## PROBLEM TO SOLVE:
Could you write out the records below exactly as they appear?

## EXERCISE INPUT:
▼

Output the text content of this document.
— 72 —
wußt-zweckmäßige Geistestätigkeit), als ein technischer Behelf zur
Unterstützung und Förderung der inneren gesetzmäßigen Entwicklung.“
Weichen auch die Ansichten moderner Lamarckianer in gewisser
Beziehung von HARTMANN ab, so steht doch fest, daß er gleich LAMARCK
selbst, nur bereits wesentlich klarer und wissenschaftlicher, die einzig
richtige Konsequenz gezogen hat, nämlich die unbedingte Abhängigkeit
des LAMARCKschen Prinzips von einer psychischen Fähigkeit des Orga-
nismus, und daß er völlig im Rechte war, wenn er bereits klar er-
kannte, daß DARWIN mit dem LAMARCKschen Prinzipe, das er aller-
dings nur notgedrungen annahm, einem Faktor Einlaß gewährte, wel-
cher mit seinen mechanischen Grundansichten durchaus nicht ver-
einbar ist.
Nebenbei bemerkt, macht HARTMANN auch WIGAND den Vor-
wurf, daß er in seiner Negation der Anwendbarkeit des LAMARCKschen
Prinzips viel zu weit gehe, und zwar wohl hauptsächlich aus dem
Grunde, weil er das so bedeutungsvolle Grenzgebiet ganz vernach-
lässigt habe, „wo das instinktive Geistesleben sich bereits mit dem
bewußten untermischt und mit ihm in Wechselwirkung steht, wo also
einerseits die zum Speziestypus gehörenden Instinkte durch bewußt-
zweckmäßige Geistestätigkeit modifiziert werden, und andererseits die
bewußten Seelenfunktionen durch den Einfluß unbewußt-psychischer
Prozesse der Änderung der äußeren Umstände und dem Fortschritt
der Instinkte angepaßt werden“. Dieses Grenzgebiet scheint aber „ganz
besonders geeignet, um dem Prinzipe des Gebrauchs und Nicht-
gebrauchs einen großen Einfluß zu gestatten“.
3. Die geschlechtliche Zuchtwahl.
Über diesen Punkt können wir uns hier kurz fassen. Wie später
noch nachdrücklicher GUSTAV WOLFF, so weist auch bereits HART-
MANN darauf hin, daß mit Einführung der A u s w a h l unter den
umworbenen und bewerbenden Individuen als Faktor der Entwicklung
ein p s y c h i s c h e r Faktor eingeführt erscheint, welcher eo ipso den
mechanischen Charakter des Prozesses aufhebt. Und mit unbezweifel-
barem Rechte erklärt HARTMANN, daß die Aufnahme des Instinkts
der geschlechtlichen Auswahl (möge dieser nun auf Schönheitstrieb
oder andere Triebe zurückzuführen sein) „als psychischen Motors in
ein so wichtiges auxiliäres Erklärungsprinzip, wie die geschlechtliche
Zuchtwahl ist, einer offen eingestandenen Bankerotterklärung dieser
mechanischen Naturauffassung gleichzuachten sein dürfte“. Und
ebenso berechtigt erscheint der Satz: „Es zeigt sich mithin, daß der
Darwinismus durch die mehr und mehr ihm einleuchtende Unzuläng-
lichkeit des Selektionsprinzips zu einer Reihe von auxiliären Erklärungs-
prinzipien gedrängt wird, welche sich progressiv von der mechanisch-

▲

## OUTPUT FOR THIS EXERCISE:
Output the text content of this document.
— 72 —
wußt-zweckmäßige Geistestätigkeit), als ein technischer Behelf zur
Unterstützung und Förderung der inneren gesetzmäßigen Entwicklung.“
Weichen auch die Ansichten moderner Lamarckianer in gewisser
Beziehung von HARTMANN ab, so steht doch fest, daß er gleich LAMARCK
selbst, nur bereits wesentlich klarer und wissenschaftlicher, die einzig
richtige Konsequenz gezogen hat, nämlich die unbedingte Abhängigkeit
des LAMARCKschen Prinzips von einer psychischen Fähigkeit des Orga-
nismus, und daß er völlig im Rechte war, wenn er bereits klar er-
kannte, daß DARWIN mit dem LAMARCKschen Prinzipe, das er aller-
dings nur notgedrungen annahm, einem Faktor Einlaß gewährte, wel-
cher mit seinen mechanischen Grundansichten durchaus nicht ver-
einbar ist.
Nebenbei bemerkt, macht HARTMANN auch WIGAND den Vor-
wurf, daß er in seiner Negation der Anwendbarkeit des LAMARCKschen
Prinzips viel zu weit gehe, und zwar wohl hauptsächlich aus dem
Grunde, weil er das so bedeutungsvolle Grenzgebiet ganz vernach-
lässigt habe, „wo das instinktive Geistesleben sich bereits mit dem
bewußten untermischt und mit ihm in Wechselwirkung steht, wo also
einerseits die zum Speziestypus gehörenden Instinkte durch bewußt-
zweckmäßige Geistestätigkeit modifiziert werden, und andererseits die
bewußten Seelenfunktionen durch den Einfluß unbewußt-psychischer
Prozesse der Änderung der äußeren Umstände und dem Fortschritt
der Instinkte angepaßt werden“. Dieses Grenzgebiet scheint aber „ganz
besonders geeignet, um dem Prinzipe des Gebrauchs und Nicht-
gebrauchs einen großen Einfluß zu gestatten“.
3. Die geschlechtliche Zuchtwahl.
Über diesen Punkt können wir uns hier kurz fassen. Wie später
noch nachdrücklicher GUSTAV WOLFF, so weist auch bereits HART-
MANN darauf hin, daß mit Einführung der A u s w a h l unter den
umworbenen und bewerbenden Individuen als Faktor der Entwicklung
ein p s y c h i s c h e r Faktor eingeführt erscheint, welcher eo ipso den
mechanischen Charakter des Prozesses aufhebt. Und mit unbezweifel-
barem Rechte erklärt HARTMANN, daß die Aufnahme des Instinkts
der geschlechtlichen Auswahl (möge dieser nun auf Schönheitstrieb
oder andere Triebe zurückzuführen sein) „als psychischen Motors in
ein so wichtiges auxiliäres Erklärungsprinzip, wie die geschlechtliche
Zuchtwahl ist, einer offen eingestandenen Bankerotterklärung dieser
mechanischen Naturauffassung gleichzuachten sein dürfte“. Und
ebenso berechtigt erscheint der Satz: „Es zeigt sich mithin, daß der
Darwinismus durch die mehr und mehr ihm einleuchtende Unzuläng-
lichkeit des Selektionsprinzips zu einer Reihe von auxiliären Erklärungs-
prinzipien gedrängt wird, welche sich progressiv von der mechanisch-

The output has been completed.